Go through the lines below and copy any that hold the string "prio".

(Stored records)

────────────────────

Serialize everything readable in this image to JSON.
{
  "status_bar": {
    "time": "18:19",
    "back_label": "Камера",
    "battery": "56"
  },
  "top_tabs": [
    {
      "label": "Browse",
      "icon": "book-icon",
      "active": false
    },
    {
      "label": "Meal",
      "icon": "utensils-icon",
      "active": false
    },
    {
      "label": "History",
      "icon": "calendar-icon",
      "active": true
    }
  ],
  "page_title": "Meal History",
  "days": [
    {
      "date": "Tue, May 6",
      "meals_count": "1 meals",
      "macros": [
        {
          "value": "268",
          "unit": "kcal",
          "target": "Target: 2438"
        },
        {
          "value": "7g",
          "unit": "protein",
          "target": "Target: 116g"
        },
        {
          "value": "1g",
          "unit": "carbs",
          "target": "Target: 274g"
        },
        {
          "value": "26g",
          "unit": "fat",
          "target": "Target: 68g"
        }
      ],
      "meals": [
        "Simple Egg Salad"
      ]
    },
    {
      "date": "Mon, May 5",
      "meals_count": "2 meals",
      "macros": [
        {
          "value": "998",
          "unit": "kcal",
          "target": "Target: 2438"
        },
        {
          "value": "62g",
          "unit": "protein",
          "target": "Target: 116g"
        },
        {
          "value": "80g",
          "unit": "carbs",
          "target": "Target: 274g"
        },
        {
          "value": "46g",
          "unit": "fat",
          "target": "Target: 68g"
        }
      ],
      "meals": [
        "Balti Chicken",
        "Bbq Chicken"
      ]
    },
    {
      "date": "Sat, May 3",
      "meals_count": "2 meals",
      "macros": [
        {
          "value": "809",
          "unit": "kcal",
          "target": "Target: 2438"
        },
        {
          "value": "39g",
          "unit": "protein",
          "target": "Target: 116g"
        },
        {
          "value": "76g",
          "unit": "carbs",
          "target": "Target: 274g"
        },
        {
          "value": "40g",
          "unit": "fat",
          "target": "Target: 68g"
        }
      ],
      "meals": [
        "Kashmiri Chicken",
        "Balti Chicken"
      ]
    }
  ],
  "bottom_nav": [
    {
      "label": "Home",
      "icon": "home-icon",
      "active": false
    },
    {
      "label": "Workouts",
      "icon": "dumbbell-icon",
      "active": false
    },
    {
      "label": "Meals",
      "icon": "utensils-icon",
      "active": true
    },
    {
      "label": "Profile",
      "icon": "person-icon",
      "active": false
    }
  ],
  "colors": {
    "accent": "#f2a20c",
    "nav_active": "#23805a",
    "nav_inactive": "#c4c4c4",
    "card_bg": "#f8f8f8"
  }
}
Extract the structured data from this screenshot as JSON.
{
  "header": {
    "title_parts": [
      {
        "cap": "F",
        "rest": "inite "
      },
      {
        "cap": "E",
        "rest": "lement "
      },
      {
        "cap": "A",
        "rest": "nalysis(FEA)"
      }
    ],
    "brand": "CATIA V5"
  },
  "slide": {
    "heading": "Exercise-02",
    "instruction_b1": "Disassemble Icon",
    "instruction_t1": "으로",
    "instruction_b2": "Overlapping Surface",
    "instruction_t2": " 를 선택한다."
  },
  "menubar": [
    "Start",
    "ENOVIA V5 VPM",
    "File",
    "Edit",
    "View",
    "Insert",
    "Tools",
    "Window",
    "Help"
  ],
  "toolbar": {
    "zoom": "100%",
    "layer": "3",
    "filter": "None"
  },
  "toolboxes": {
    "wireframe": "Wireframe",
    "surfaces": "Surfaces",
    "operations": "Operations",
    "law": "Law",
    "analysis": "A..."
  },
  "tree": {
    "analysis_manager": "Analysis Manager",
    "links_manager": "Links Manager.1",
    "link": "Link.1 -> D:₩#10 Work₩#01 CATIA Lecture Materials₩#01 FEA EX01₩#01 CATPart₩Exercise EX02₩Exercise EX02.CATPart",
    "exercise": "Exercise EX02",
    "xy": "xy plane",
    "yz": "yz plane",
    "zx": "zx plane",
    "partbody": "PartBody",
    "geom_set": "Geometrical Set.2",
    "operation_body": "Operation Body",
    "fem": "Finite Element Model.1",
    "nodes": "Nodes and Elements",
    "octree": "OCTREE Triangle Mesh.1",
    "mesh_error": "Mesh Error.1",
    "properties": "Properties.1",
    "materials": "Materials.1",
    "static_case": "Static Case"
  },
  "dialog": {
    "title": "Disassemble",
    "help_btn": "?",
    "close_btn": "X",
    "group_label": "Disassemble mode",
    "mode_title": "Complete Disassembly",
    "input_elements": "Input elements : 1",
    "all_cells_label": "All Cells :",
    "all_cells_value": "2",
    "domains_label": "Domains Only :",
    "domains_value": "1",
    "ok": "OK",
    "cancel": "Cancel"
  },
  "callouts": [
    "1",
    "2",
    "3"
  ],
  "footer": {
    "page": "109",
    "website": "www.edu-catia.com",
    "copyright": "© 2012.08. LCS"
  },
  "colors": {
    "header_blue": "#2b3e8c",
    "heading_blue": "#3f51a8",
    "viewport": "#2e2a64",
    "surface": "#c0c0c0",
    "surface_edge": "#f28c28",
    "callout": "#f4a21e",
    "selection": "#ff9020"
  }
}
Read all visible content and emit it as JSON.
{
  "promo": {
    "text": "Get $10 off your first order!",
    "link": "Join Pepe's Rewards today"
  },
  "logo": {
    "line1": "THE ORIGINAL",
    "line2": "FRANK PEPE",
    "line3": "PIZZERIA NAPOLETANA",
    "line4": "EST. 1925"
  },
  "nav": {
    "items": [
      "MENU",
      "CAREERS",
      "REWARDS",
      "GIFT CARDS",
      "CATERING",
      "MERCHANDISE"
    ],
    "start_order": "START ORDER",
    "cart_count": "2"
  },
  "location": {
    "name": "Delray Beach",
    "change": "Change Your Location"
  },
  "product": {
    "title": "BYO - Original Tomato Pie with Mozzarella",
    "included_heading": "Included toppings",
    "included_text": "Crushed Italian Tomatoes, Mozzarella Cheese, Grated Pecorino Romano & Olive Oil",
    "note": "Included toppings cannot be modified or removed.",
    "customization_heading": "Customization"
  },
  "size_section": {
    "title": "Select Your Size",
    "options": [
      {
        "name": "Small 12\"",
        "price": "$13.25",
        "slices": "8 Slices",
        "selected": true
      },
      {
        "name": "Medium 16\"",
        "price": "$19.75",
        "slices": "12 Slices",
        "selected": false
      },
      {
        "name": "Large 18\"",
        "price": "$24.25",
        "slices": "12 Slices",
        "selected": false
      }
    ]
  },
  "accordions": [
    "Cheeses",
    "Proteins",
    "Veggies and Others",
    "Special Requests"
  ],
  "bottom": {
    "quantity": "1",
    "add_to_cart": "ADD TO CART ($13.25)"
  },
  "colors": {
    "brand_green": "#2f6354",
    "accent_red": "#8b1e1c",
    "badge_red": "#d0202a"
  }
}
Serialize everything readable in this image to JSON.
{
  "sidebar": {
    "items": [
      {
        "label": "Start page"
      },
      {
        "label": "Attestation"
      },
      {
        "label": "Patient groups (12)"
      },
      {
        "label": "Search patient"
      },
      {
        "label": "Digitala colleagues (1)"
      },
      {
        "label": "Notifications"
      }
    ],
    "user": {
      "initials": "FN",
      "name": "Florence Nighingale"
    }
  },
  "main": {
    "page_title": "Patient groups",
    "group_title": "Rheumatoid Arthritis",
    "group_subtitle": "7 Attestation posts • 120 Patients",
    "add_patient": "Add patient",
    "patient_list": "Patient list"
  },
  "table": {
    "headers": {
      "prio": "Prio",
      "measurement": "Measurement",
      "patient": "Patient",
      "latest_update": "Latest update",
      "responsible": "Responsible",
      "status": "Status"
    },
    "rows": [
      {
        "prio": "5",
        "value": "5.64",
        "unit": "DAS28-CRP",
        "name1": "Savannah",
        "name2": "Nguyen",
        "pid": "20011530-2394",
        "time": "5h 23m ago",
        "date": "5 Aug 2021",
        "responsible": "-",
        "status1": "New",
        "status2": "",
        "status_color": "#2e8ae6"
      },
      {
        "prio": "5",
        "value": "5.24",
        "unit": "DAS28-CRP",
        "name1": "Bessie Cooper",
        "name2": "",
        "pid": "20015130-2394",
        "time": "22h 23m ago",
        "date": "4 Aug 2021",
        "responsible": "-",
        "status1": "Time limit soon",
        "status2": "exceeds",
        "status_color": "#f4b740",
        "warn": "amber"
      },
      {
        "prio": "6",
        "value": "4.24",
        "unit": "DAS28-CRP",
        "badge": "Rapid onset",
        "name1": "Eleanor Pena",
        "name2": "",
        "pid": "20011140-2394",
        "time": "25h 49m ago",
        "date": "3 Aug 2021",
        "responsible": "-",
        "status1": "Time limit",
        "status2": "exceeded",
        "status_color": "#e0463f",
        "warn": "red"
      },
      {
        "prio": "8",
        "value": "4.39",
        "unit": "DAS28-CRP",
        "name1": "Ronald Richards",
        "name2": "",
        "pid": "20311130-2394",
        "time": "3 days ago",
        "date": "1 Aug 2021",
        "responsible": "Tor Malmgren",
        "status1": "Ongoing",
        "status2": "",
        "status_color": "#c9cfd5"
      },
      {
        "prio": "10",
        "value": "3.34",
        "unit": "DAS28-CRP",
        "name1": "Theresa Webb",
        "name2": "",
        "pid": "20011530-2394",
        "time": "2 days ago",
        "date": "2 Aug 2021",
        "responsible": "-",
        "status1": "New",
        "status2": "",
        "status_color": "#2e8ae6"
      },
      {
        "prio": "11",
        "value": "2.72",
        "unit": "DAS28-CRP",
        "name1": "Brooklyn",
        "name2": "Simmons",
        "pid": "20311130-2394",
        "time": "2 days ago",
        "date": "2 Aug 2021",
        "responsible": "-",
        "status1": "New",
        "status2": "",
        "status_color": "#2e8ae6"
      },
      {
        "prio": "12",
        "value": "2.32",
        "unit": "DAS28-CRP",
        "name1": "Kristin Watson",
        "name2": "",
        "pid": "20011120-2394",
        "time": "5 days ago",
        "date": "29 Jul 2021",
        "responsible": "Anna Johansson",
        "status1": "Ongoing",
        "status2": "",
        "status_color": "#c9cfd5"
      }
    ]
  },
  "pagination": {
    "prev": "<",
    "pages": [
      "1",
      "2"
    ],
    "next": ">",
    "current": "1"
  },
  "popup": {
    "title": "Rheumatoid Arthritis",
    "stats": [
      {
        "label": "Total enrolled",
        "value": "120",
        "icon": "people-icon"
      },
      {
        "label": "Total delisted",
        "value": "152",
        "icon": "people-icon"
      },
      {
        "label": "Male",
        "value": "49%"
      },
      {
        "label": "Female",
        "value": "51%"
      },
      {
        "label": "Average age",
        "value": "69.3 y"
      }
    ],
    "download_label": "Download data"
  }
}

────────────────────

**Answer for this exercise:**
      "prio": "Prio",
        "prio": "5",
        "prio": "5",
        "prio": "6",
        "prio": "8",
        "prio": "10",
        "prio": "11",
        "prio": "12",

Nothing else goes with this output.